BEGIN Information given

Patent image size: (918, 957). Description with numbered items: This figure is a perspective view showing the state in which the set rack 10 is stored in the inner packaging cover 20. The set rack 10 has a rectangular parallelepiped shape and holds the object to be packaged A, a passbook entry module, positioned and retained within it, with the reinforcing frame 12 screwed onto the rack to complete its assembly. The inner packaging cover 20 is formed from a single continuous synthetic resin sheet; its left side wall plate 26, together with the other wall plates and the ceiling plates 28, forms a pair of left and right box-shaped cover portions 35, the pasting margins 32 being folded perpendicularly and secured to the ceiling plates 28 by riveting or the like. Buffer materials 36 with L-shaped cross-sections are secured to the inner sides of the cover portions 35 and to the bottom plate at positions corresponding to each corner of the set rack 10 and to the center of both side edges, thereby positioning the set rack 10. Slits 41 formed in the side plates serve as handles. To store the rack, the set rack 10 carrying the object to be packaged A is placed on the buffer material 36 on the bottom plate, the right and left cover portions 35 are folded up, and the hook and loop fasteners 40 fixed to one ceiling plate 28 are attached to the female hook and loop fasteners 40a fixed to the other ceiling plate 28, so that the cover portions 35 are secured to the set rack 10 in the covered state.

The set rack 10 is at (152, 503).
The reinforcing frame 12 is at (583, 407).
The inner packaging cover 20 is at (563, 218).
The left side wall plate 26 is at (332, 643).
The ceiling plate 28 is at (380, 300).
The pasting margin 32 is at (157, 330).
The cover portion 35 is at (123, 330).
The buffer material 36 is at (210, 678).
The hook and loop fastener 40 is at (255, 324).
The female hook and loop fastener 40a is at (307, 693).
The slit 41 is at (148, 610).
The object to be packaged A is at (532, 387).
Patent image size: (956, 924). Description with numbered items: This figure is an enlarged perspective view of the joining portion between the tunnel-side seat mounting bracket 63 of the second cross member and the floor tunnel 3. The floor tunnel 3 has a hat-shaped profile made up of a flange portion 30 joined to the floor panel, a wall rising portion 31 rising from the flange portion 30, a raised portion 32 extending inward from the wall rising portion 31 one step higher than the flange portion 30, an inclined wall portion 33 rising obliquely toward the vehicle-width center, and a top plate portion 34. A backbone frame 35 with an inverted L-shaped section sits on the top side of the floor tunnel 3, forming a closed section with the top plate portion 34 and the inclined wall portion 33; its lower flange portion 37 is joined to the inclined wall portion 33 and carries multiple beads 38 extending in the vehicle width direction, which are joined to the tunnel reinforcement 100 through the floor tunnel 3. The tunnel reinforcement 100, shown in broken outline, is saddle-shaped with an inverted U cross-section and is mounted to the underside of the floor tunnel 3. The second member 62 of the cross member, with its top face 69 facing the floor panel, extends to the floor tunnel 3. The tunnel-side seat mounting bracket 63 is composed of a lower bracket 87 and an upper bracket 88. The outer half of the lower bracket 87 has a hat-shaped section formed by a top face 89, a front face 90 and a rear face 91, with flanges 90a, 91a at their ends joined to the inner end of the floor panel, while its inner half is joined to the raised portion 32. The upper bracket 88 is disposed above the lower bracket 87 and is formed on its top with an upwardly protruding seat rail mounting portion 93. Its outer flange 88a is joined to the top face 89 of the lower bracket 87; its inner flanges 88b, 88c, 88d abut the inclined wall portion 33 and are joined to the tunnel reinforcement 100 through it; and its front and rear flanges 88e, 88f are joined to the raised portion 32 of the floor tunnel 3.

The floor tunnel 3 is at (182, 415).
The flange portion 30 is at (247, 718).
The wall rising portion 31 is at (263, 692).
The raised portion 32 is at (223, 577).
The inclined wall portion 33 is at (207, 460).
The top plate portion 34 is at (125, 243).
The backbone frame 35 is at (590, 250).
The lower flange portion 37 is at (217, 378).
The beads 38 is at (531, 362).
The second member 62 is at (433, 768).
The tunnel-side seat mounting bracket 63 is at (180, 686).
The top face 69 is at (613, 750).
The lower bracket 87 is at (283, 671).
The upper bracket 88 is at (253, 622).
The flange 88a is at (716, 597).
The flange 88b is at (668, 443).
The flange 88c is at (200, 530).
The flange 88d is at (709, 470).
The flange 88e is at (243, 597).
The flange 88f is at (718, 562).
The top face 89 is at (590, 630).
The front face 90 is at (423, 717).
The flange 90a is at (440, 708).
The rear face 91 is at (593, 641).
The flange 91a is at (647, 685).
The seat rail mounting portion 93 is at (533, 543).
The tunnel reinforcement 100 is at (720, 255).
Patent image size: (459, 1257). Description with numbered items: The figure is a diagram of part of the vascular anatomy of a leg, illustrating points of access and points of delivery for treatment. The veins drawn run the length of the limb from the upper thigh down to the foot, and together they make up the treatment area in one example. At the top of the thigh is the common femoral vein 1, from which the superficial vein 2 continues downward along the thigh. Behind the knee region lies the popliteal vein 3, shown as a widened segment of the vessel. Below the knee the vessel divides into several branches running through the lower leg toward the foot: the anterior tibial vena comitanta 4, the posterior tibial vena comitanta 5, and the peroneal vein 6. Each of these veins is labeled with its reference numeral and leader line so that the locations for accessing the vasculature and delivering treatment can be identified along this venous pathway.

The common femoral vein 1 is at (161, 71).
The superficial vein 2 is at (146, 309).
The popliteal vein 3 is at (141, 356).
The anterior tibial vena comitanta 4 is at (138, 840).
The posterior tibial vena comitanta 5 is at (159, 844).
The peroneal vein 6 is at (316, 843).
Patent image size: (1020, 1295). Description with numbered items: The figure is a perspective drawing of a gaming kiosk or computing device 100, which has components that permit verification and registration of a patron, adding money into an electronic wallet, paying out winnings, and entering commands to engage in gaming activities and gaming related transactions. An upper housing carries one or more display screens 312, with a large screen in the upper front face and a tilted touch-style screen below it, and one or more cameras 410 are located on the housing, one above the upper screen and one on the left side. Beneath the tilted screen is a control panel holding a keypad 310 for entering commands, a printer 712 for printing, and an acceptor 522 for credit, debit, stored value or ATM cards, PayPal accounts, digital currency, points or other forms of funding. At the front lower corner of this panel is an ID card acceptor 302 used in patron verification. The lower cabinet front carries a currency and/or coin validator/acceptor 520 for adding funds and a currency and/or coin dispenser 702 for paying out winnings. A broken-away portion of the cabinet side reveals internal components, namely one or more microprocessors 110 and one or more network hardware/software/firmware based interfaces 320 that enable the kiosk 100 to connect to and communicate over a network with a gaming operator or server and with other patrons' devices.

END Information given

■ What is asked: Please count the lines of the data above that contain the word "popliteal", and give only the number.

■ Output: 2